- **Work instructions**
Restate the data exactly as given and keep the pictures out.

- **Stored data entries**
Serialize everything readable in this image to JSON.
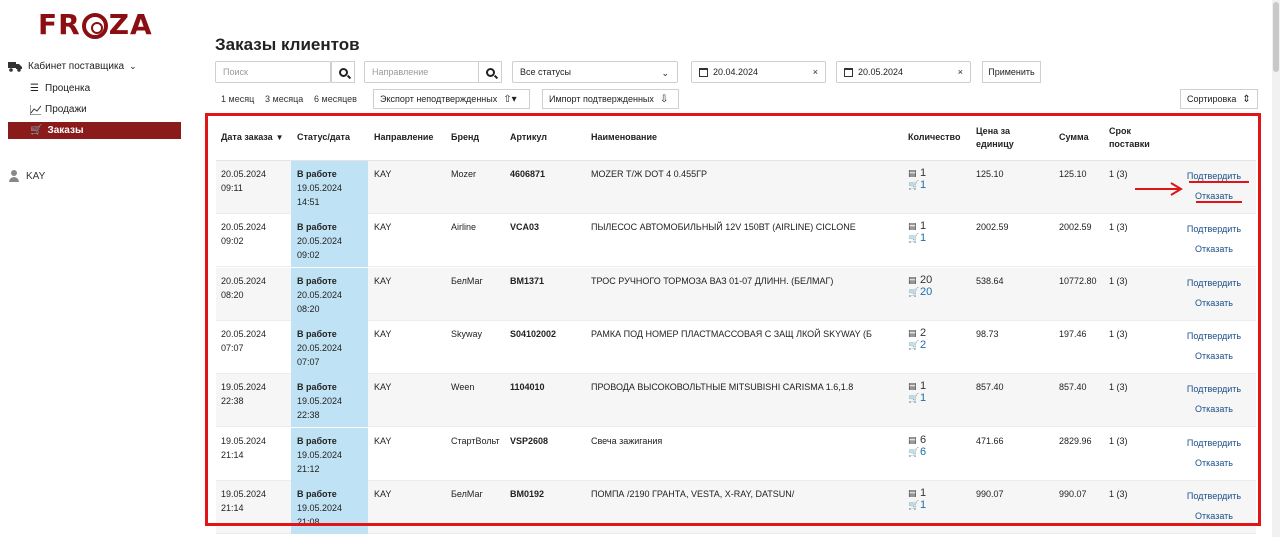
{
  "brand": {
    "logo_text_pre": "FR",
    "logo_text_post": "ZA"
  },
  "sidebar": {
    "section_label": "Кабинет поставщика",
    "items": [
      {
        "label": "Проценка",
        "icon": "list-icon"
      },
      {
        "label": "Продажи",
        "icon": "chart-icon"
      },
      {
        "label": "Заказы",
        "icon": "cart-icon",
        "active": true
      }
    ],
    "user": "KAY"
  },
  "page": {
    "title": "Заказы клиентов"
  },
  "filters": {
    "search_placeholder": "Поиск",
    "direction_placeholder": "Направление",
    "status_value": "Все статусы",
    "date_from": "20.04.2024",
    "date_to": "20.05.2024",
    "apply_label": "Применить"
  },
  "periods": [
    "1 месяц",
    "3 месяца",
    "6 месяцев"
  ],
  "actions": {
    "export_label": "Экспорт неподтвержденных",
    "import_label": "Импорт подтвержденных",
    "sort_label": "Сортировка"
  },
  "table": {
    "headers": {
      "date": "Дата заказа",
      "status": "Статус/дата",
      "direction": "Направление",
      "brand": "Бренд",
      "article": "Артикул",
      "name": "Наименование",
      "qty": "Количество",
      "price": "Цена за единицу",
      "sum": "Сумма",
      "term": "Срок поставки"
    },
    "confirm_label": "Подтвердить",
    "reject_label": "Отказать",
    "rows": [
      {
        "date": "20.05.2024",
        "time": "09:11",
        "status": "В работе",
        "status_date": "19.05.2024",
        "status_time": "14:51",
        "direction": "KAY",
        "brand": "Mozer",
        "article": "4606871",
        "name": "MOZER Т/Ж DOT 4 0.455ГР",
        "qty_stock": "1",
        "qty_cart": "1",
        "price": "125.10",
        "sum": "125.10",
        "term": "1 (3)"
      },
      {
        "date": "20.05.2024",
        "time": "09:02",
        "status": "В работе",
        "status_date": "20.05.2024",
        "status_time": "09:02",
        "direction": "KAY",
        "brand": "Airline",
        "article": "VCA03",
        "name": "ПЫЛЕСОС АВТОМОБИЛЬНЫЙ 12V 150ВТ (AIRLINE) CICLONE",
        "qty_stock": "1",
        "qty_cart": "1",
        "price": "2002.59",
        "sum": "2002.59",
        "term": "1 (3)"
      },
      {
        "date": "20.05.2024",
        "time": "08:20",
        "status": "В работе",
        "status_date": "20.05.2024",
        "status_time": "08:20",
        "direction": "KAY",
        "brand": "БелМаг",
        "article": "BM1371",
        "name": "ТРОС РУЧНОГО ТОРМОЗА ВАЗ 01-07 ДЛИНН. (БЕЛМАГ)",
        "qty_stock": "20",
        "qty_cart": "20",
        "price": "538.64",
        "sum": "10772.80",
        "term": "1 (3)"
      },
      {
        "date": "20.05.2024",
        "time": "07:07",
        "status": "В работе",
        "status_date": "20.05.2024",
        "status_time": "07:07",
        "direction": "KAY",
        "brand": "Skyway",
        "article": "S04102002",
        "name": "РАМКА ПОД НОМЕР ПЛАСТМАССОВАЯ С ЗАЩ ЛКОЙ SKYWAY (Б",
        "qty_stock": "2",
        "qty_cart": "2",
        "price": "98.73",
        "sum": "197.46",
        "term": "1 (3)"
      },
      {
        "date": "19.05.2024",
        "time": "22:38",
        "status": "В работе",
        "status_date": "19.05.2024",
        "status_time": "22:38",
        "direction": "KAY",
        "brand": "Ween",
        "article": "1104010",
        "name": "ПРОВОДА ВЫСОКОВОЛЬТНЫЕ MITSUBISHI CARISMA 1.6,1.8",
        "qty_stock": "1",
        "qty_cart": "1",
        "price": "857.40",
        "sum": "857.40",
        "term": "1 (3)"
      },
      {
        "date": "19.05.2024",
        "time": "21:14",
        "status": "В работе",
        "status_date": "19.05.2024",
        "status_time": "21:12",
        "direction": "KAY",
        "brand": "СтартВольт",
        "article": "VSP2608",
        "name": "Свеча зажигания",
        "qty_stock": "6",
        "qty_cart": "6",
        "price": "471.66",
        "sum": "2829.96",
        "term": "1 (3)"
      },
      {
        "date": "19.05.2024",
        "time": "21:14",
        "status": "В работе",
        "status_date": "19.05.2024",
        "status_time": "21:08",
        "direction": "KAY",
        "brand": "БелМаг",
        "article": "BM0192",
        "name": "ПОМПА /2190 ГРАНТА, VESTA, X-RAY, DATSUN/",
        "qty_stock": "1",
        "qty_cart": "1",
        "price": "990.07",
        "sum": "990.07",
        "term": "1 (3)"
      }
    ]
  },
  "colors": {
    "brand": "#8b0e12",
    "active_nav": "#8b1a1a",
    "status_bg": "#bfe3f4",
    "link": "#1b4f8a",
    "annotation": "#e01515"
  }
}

- **Solution to this exercise**
Serialize everything readable in this image to JSON.
{
  "brand": {
    "logo_text_pre": "FR",
    "logo_text_post": "ZA"
  },
  "sidebar": {
    "section_label": "Кабинет поставщика",
    "items": [
      {
        "label": "Проценка",
        "icon": "list-icon"
      },
      {
        "label": "Продажи",
        "icon": "chart-icon"
      },
      {
        "label": "Заказы",
        "icon": "cart-icon",
        "active": true
      }
    ],
    "user": "KAY"
  },
  "page": {
    "title": "Заказы клиентов"
  },
  "filters": {
    "search_placeholder": "Поиск",
    "direction_placeholder": "Направление",
    "status_value": "Все статусы",
    "date_from": "20.04.2024",
    "date_to": "20.05.2024",
    "apply_label": "Применить"
  },
  "periods": [
    "1 месяц",
    "3 месяца",
    "6 месяцев"
  ],
  "actions": {
    "export_label": "Экспорт неподтвержденных",
    "import_label": "Импорт подтвержденных",
    "sort_label": "Сортировка"
  },
  "table": {
    "headers": {
      "date": "Дата заказа",
      "status": "Статус/дата",
      "direction": "Направление",
      "brand": "Бренд",
      "article": "Артикул",
      "name": "Наименование",
      "qty": "Количество",
      "price": "Цена за единицу",
      "sum": "Сумма",
      "term": "Срок поставки"
    },
    "confirm_label": "Подтвердить",
    "reject_label": "Отказать",
    "rows": [
      {
        "date": "20.05.2024",
        "time": "09:11",
        "status": "В работе",
        "status_date": "19.05.2024",
        "status_time": "14:51",
        "direction": "KAY",
        "brand": "Mozer",
        "article": "4606871",
        "name": "MOZER Т/Ж DOT 4 0.455ГР",
        "qty_stock": "1",
        "qty_cart": "1",
        "price": "125.10",
        "sum": "125.10",
        "term": "1 (3)"
      },
      {
        "date": "20.05.2024",
        "time": "09:02",
        "status": "В работе",
        "status_date": "20.05.2024",
        "status_time": "09:02",
        "direction": "KAY",
        "brand": "Airline",
        "article": "VCA03",
        "name": "ПЫЛЕСОС АВТОМОБИЛЬНЫЙ 12V 150ВТ (AIRLINE) CICLONE",
        "qty_stock": "1",
        "qty_cart": "1",
        "price": "2002.59",
        "sum": "2002.59",
        "term": "1 (3)"
      },
      {
        "date": "20.05.2024",
        "time": "08:20",
        "status": "В работе",
        "status_date": "20.05.2024",
        "status_time": "08:20",
        "direction": "KAY",
        "brand": "БелМаг",
        "article": "BM1371",
        "name": "ТРОС РУЧНОГО ТОРМОЗА ВАЗ 01-07 ДЛИНН. (БЕЛМАГ)",
        "qty_stock": "20",
        "qty_cart": "20",
        "price": "538.64",
        "sum": "10772.80",
        "term": "1 (3)"
      },
      {
        "date": "20.05.2024",
        "time": "07:07",
        "status": "В работе",
        "status_date": "20.05.2024",
        "status_time": "07:07",
        "direction": "KAY",
        "brand": "Skyway",
        "article": "S04102002",
        "name": "РАМКА ПОД НОМЕР ПЛАСТМАССОВАЯ С ЗАЩ ЛКОЙ SKYWAY (Б",
        "qty_stock": "2",
        "qty_cart": "2",
        "price": "98.73",
        "sum": "197.46",
        "term": "1 (3)"
      },
      {
        "date": "19.05.2024",
        "time": "22:38",
        "status": "В работе",
        "status_date": "19.05.2024",
        "status_time": "22:38",
        "direction": "KAY",
        "brand": "Ween",
        "article": "1104010",
        "name": "ПРОВОДА ВЫСОКОВОЛЬТНЫЕ MITSUBISHI CARISMA 1.6,1.8",
        "qty_stock": "1",
        "qty_cart": "1",
        "price": "857.40",
        "sum": "857.40",
        "term": "1 (3)"
      },
      {
        "date": "19.05.2024",
        "time": "21:14",
        "status": "В работе",
        "status_date": "19.05.2024",
        "status_time": "21:12",
        "direction": "KAY",
        "brand": "СтартВольт",
        "article": "VSP2608",
        "name": "Свеча зажигания",
        "qty_stock": "6",
        "qty_cart": "6",
        "price": "471.66",
        "sum": "2829.96",
        "term": "1 (3)"
      },
      {
        "date": "19.05.2024",
        "time": "21:14",
        "status": "В работе",
        "status_date": "19.05.2024",
        "status_time": "21:08",
        "direction": "KAY",
        "brand": "БелМаг",
        "article": "BM0192",
        "name": "ПОМПА /2190 ГРАНТА, VESTA, X-RAY, DATSUN/",
        "qty_stock": "1",
        "qty_cart": "1",
        "price": "990.07",
        "sum": "990.07",
        "term": "1 (3)"
      }
    ]
  },
  "colors": {
    "brand": "#8b0e12",
    "active_nav": "#8b1a1a",
    "status_bg": "#bfe3f4",
    "link": "#1b4f8a",
    "annotation": "#e01515"
  }
}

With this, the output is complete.